## What is being asked:
Count lines, not occurrences: report how many lines in the records hold the string "into", and nothing else.

____ Provided data

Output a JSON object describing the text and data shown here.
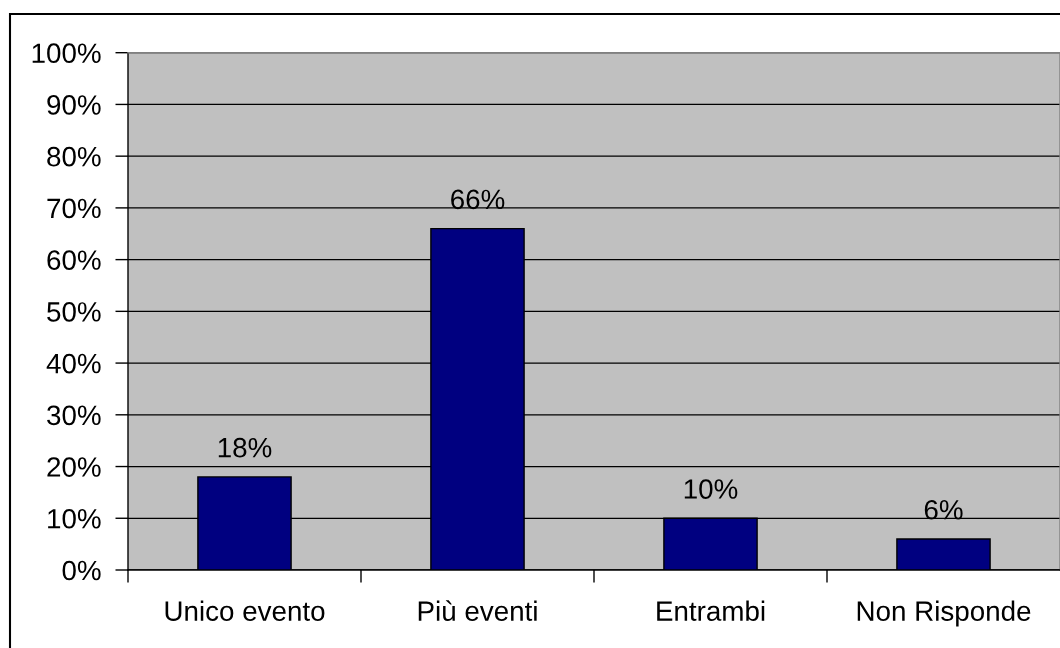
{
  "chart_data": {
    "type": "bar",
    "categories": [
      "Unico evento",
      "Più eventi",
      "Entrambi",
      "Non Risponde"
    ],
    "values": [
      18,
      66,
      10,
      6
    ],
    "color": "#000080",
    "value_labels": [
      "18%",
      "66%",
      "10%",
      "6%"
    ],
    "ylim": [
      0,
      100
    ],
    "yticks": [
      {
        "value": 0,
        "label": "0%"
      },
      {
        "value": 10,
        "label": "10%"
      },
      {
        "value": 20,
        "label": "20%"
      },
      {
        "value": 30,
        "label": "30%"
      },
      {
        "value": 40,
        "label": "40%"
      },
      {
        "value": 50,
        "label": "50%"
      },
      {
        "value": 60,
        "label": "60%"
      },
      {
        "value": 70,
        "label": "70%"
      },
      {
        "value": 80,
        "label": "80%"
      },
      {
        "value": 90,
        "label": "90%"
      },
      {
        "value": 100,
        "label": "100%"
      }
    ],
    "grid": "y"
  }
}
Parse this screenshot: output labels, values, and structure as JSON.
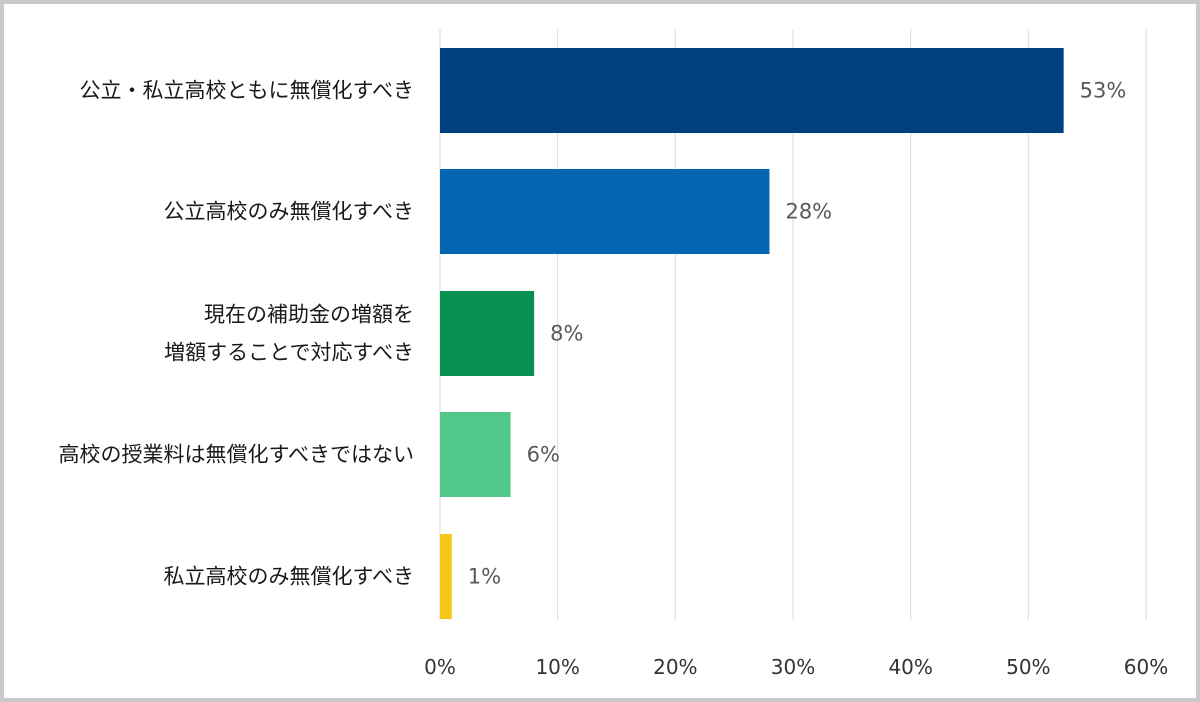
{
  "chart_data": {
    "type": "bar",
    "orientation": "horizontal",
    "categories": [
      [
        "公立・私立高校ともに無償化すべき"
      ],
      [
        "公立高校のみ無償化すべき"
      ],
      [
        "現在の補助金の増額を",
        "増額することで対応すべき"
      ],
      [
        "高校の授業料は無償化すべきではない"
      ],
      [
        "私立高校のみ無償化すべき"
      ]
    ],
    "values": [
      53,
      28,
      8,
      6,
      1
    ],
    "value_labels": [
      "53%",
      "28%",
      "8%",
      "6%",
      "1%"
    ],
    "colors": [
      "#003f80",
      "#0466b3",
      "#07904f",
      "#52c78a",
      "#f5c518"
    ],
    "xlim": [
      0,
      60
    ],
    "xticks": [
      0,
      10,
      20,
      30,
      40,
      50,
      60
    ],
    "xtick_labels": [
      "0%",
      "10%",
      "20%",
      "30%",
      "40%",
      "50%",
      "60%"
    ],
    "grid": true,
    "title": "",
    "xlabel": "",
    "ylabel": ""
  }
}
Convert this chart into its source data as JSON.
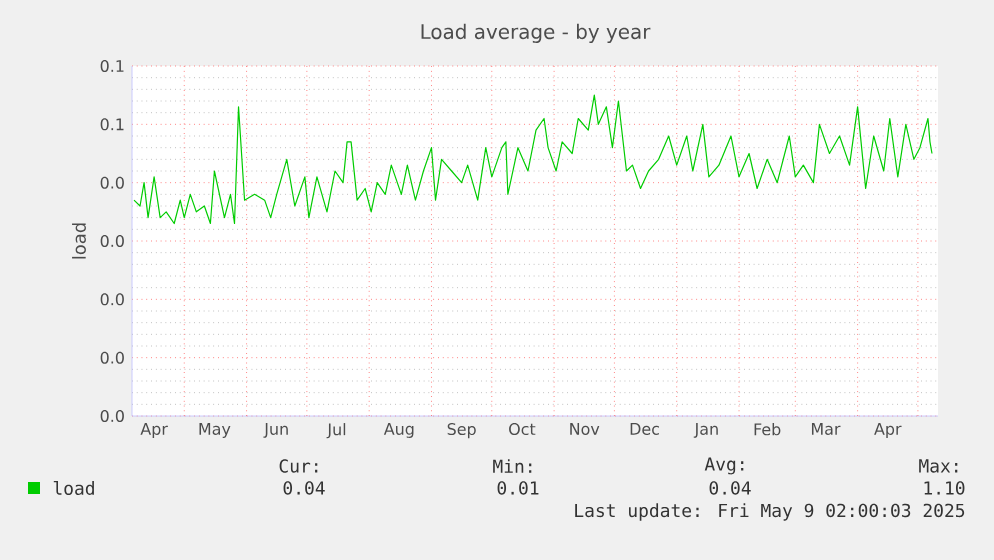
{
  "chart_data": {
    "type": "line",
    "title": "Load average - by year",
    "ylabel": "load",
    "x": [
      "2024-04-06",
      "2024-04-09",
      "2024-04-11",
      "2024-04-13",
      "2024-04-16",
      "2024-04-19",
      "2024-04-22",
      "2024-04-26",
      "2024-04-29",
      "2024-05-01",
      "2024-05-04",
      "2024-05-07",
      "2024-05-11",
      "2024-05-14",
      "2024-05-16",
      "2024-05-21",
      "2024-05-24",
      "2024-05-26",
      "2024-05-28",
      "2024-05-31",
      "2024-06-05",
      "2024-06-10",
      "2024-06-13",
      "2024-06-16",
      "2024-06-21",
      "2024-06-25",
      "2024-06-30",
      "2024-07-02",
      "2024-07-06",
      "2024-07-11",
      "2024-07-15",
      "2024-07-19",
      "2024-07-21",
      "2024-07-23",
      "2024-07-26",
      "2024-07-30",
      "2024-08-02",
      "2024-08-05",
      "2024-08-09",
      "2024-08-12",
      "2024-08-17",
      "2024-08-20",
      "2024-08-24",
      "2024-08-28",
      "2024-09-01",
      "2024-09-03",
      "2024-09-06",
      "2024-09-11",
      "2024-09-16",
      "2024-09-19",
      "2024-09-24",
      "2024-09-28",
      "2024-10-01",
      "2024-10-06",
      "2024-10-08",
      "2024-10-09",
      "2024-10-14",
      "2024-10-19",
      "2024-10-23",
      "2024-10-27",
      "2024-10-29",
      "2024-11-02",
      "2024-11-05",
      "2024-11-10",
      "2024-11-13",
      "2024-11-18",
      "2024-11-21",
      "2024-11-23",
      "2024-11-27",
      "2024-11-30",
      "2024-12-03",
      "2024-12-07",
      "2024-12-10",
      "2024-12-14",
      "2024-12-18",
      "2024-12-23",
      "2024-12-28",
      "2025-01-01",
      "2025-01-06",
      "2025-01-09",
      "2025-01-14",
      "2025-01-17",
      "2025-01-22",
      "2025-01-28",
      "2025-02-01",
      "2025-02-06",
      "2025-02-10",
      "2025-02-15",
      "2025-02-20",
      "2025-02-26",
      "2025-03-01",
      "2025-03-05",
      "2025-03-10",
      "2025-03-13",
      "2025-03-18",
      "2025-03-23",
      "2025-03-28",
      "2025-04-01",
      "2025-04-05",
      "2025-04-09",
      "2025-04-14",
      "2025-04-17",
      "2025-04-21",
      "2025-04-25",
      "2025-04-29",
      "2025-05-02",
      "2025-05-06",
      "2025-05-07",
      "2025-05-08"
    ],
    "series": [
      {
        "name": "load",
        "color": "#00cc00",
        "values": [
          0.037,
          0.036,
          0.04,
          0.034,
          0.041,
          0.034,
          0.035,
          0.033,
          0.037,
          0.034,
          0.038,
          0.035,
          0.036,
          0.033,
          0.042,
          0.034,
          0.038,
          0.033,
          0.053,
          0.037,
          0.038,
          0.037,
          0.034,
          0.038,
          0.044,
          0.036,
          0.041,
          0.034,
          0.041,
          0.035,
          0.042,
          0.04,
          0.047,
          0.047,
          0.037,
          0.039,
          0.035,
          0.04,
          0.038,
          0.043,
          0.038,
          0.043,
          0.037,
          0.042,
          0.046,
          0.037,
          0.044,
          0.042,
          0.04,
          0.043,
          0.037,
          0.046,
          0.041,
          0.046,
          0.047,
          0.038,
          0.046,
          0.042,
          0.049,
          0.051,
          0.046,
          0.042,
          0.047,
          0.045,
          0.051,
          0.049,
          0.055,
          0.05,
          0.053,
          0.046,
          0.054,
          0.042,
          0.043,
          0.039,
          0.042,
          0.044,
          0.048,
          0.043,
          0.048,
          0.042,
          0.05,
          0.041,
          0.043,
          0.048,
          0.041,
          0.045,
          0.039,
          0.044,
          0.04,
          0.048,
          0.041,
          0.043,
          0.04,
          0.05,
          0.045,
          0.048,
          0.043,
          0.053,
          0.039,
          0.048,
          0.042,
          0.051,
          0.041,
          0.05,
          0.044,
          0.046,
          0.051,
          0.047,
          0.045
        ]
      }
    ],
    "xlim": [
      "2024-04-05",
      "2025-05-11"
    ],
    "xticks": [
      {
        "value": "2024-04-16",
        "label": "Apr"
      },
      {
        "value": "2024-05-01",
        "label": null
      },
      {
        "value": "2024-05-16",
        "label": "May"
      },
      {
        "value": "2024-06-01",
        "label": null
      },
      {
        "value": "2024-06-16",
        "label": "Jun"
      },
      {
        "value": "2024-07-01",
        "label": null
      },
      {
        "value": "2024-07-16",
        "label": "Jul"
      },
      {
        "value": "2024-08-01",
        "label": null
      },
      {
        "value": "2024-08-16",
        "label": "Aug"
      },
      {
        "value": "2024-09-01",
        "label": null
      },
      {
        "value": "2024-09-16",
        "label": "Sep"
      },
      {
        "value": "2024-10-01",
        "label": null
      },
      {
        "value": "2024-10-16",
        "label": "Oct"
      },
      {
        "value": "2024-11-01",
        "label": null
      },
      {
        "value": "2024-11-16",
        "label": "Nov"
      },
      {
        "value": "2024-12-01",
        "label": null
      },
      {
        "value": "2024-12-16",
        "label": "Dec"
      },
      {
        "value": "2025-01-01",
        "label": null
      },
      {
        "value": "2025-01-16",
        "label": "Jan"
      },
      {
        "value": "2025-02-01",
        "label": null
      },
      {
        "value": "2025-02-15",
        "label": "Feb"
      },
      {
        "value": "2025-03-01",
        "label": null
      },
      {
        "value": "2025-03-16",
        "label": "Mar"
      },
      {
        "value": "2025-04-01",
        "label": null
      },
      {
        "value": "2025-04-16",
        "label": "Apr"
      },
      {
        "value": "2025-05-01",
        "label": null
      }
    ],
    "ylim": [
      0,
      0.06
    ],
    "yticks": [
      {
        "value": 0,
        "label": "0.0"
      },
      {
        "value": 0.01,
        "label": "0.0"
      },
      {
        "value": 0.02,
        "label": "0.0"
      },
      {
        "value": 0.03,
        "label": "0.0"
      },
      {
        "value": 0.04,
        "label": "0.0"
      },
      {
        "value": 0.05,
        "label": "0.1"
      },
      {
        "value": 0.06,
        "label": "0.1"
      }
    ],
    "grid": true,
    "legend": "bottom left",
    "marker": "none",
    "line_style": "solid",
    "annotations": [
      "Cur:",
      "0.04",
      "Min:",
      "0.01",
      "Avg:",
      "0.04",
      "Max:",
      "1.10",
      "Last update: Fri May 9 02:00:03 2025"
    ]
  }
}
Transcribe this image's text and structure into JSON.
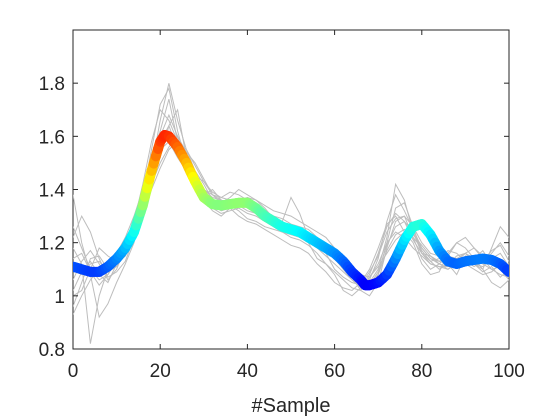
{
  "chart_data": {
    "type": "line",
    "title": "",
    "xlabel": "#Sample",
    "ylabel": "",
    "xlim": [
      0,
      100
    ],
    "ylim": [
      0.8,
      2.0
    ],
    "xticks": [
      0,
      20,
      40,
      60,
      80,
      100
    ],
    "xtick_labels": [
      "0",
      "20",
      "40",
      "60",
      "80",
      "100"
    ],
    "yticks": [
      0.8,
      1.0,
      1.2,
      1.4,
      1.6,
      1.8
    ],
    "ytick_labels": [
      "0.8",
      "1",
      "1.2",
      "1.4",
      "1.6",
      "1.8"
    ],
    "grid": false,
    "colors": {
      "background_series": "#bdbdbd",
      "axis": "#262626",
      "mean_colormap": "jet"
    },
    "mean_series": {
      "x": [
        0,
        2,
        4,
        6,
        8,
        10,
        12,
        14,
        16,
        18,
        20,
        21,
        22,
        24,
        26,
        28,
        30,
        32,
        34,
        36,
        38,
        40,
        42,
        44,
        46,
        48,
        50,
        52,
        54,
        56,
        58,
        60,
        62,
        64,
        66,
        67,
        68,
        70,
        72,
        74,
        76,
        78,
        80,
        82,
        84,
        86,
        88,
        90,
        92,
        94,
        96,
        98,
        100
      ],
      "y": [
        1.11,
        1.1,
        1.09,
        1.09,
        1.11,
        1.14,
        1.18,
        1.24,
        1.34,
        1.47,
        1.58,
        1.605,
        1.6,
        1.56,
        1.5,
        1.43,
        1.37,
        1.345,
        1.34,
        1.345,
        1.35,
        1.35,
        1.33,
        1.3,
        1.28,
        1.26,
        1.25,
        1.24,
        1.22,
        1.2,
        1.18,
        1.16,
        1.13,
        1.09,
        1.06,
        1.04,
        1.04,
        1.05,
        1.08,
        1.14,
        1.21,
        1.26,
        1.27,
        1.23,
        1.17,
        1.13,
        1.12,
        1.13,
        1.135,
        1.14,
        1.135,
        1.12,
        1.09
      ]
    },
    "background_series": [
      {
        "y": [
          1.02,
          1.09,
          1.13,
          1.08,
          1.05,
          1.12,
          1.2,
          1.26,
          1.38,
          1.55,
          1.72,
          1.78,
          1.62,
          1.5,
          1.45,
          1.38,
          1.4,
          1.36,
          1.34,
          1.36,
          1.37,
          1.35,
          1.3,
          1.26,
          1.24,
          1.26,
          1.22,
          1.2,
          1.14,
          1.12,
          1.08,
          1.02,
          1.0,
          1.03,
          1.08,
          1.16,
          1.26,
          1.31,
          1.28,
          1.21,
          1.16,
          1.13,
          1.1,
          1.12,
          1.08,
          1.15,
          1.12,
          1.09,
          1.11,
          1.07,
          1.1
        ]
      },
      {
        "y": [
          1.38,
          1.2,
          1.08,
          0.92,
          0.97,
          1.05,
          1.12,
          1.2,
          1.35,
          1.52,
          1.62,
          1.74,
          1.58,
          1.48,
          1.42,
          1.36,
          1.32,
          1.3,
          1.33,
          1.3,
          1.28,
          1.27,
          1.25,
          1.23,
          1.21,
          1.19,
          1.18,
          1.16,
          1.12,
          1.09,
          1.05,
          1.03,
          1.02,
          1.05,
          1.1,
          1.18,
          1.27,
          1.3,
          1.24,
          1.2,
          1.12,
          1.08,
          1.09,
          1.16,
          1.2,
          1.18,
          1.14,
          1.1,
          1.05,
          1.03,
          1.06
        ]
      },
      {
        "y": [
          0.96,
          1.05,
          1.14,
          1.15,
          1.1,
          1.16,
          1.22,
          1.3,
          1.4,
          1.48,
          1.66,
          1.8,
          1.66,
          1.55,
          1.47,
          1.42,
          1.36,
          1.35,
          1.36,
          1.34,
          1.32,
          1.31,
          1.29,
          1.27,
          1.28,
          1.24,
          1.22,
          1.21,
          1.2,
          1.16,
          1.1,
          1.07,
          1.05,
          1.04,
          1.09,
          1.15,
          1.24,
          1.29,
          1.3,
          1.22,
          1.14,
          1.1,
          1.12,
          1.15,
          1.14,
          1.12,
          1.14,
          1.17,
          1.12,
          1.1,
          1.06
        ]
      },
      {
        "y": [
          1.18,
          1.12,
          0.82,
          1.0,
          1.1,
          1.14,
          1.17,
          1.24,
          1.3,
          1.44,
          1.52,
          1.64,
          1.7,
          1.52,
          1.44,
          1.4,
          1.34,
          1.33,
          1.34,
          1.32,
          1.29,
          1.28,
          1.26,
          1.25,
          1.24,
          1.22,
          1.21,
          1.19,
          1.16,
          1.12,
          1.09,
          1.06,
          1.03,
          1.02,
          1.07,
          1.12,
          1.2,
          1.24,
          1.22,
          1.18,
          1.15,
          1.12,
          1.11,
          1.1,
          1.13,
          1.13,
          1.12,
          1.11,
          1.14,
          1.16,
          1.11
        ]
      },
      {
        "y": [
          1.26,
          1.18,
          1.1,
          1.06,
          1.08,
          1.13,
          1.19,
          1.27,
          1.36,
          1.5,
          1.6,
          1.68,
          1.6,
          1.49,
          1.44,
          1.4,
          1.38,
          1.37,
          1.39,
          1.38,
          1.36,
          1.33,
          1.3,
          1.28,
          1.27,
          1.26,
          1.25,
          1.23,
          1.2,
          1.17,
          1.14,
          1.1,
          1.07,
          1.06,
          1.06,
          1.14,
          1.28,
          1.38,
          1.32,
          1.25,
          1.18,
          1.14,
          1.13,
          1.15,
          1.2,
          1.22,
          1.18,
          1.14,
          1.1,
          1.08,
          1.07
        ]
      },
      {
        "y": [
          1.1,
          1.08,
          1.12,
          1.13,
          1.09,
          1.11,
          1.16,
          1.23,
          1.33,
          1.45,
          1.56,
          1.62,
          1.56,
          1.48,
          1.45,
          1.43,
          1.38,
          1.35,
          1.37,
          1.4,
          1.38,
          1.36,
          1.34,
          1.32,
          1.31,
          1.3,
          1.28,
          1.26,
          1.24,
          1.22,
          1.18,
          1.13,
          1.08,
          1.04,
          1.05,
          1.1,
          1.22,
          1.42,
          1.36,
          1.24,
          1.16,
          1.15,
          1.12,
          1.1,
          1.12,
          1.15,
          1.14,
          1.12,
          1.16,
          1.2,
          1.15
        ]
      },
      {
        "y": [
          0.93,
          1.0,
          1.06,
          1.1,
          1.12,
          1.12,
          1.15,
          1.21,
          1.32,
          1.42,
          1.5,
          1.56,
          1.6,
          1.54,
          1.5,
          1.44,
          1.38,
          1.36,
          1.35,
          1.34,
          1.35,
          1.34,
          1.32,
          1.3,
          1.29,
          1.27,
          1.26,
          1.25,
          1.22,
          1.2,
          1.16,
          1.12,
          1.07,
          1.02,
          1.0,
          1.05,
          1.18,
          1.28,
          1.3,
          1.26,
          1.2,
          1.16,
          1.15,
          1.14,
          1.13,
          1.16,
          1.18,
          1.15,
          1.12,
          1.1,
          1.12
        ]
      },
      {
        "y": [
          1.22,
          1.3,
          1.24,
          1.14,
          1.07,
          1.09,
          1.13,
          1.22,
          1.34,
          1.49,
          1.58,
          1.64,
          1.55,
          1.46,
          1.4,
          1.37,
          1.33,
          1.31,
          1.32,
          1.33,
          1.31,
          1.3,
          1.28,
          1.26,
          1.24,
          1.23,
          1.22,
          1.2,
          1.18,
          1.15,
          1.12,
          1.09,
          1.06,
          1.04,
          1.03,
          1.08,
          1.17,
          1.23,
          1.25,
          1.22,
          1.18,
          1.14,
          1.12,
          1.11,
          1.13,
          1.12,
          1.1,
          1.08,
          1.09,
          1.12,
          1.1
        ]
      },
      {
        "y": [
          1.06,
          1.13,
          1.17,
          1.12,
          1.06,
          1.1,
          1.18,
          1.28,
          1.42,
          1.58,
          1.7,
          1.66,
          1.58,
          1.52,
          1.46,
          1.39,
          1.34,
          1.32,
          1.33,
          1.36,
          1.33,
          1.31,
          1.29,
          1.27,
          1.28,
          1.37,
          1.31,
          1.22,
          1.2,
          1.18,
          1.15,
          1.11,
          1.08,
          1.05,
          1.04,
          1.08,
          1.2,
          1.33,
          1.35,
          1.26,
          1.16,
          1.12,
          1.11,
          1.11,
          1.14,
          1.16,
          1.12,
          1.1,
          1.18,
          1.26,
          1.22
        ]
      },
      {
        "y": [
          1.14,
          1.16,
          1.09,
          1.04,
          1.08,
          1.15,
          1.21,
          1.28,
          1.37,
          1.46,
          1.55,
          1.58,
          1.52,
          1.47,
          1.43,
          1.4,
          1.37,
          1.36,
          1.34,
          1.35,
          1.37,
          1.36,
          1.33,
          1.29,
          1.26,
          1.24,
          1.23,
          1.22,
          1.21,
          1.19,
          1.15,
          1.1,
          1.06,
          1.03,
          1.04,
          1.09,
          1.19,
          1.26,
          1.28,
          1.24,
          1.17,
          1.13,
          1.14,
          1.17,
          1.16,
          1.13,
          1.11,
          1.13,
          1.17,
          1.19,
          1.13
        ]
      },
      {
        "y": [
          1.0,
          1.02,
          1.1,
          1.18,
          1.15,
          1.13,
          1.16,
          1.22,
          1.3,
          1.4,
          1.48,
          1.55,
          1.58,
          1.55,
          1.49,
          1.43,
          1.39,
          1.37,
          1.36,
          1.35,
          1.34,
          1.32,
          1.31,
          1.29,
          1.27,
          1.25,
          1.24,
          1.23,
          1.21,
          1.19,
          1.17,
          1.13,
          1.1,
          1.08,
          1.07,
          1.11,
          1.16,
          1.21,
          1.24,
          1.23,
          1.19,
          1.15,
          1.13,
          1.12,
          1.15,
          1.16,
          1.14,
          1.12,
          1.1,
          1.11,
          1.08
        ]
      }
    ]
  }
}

________

## Answer for this exercise:
2